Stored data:
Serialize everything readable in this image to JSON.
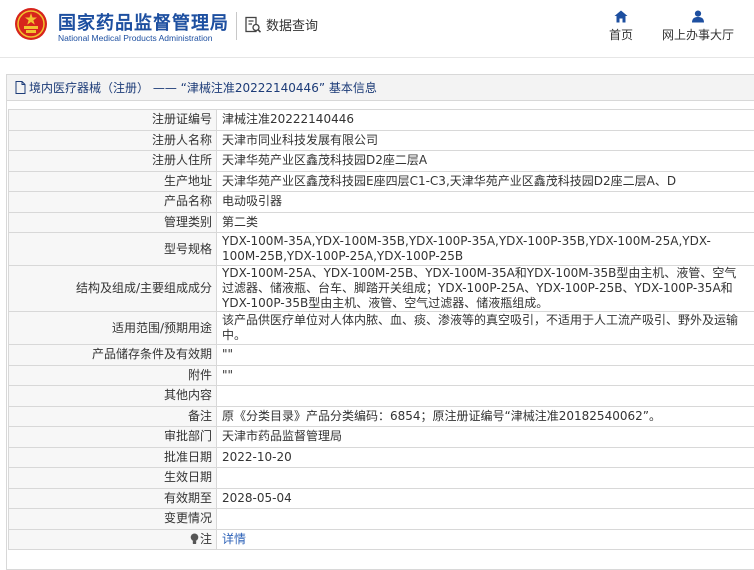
{
  "header": {
    "title_cn": "国家药品监督管理局",
    "title_en": "National Medical Products Administration",
    "query_label": "数据查询",
    "nav": [
      {
        "label": "首页",
        "icon": "home-icon"
      },
      {
        "label": "网上办事大厅",
        "icon": "user-icon"
      }
    ]
  },
  "panel": {
    "title": "境内医疗器械（注册） —— “津械注准20222140446” 基本信息"
  },
  "rows": [
    {
      "label": "注册证编号",
      "value": "津械注准20222140446"
    },
    {
      "label": "注册人名称",
      "value": "天津市同业科技发展有限公司"
    },
    {
      "label": "注册人住所",
      "value": "天津华苑产业区鑫茂科技园D2座二层A"
    },
    {
      "label": "生产地址",
      "value": "天津华苑产业区鑫茂科技园E座四层C1-C3,天津华苑产业区鑫茂科技园D2座二层A、D"
    },
    {
      "label": "产品名称",
      "value": "电动吸引器"
    },
    {
      "label": "管理类别",
      "value": "第二类"
    },
    {
      "label": "型号规格",
      "value": "YDX-100M-35A,YDX-100M-35B,YDX-100P-35A,YDX-100P-35B,YDX-100M-25A,YDX-100M-25B,YDX-100P-25A,YDX-100P-25B"
    },
    {
      "label": "结构及组成/主要组成成分",
      "value": "YDX-100M-25A、YDX-100M-25B、YDX-100M-35A和YDX-100M-35B型由主机、液管、空气过滤器、储液瓶、台车、脚踏开关组成；YDX-100P-25A、YDX-100P-25B、YDX-100P-35A和YDX-100P-35B型由主机、液管、空气过滤器、储液瓶组成。"
    },
    {
      "label": "适用范围/预期用途",
      "value": "该产品供医疗单位对人体内脓、血、痰、渗液等的真空吸引，不适用于人工流产吸引、野外及运输中。"
    },
    {
      "label": "产品储存条件及有效期",
      "value": "\"\""
    },
    {
      "label": "附件",
      "value": "\"\""
    },
    {
      "label": "其他内容",
      "value": ""
    },
    {
      "label": "备注",
      "value": "原《分类目录》产品分类编码：6854；原注册证编号“津械注准20182540062”。"
    },
    {
      "label": "审批部门",
      "value": "天津市药品监督管理局"
    },
    {
      "label": "批准日期",
      "value": "2022-10-20"
    },
    {
      "label": "生效日期",
      "value": ""
    },
    {
      "label": "有效期至",
      "value": "2028-05-04"
    },
    {
      "label": "变更情况",
      "value": ""
    }
  ],
  "note_row": {
    "label": "注",
    "link": "详情",
    "icon": "bulb-icon"
  },
  "colors": {
    "brand": "#1d4fa0",
    "link": "#2d62b8",
    "emblem_red": "#d7241c",
    "emblem_gold": "#f2c230"
  }
}
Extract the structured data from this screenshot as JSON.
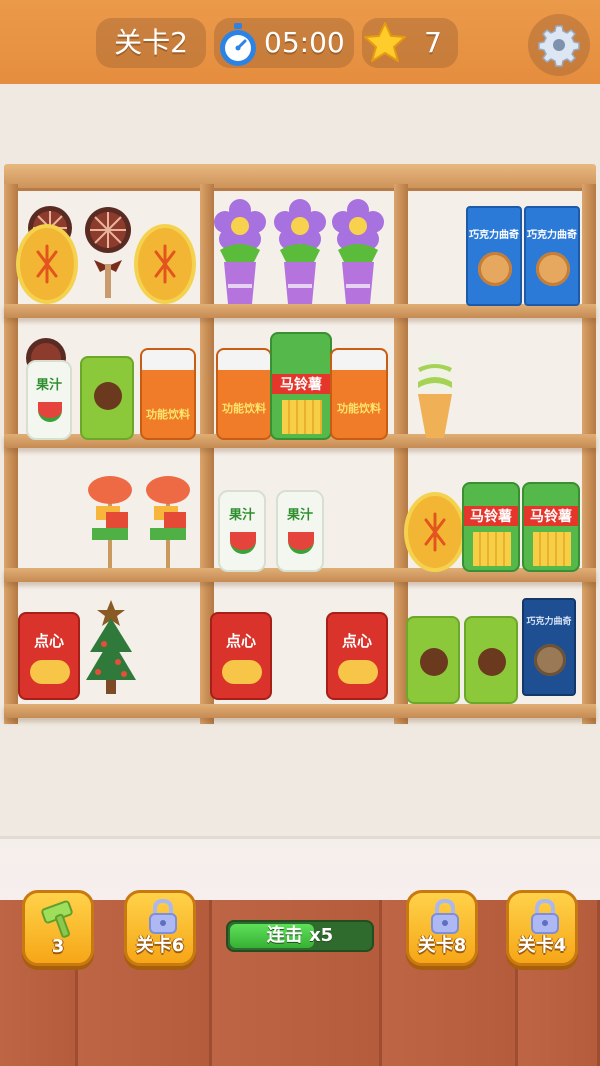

## [Written task]
Transcribe the whole listing, character for character, but not its images.

## [Exercise response]
Serialize everything readable in this image to JSON.
{
  "header": {
    "title_cn": "国家药品监督管理局",
    "title_en": "National Medical Products Administration",
    "query_label": "数据查询",
    "nav": [
      {
        "label": "首页",
        "icon": "home-icon"
      },
      {
        "label": "网上办事大厅",
        "icon": "user-icon"
      }
    ]
  },
  "panel": {
    "title": "境内医疗器械（注册） —— “津械注准20222140446” 基本信息"
  },
  "rows": [
    {
      "label": "注册证编号",
      "value": "津械注准20222140446"
    },
    {
      "label": "注册人名称",
      "value": "天津市同业科技发展有限公司"
    },
    {
      "label": "注册人住所",
      "value": "天津华苑产业区鑫茂科技园D2座二层A"
    },
    {
      "label": "生产地址",
      "value": "天津华苑产业区鑫茂科技园E座四层C1-C3,天津华苑产业区鑫茂科技园D2座二层A、D"
    },
    {
      "label": "产品名称",
      "value": "电动吸引器"
    },
    {
      "label": "管理类别",
      "value": "第二类"
    },
    {
      "label": "型号规格",
      "value": "YDX-100M-35A,YDX-100M-35B,YDX-100P-35A,YDX-100P-35B,YDX-100M-25A,YDX-100M-25B,YDX-100P-25A,YDX-100P-25B"
    },
    {
      "label": "结构及组成/主要组成成分",
      "value": "YDX-100M-25A、YDX-100M-25B、YDX-100M-35A和YDX-100M-35B型由主机、液管、空气过滤器、储液瓶、台车、脚踏开关组成；YDX-100P-25A、YDX-100P-25B、YDX-100P-35A和YDX-100P-35B型由主机、液管、空气过滤器、储液瓶组成。"
    },
    {
      "label": "适用范围/预期用途",
      "value": "该产品供医疗单位对人体内脓、血、痰、渗液等的真空吸引，不适用于人工流产吸引、野外及运输中。"
    },
    {
      "label": "产品储存条件及有效期",
      "value": "\"\""
    },
    {
      "label": "附件",
      "value": "\"\""
    },
    {
      "label": "其他内容",
      "value": ""
    },
    {
      "label": "备注",
      "value": "原《分类目录》产品分类编码：6854；原注册证编号“津械注准20182540062”。"
    },
    {
      "label": "审批部门",
      "value": "天津市药品监督管理局"
    },
    {
      "label": "批准日期",
      "value": "2022-10-20"
    },
    {
      "label": "生效日期",
      "value": ""
    },
    {
      "label": "有效期至",
      "value": "2028-05-04"
    },
    {
      "label": "变更情况",
      "value": ""
    }
  ],
  "note_row": {
    "label": "注",
    "link": "详情",
    "icon": "bulb-icon"
  },
  "colors": {
    "brand": "#1d4fa0",
    "link": "#2d62b8",
    "emblem_red": "#d7241c",
    "emblem_gold": "#f2c230"
  }
}
Extract the structured data from this screenshot as JSON.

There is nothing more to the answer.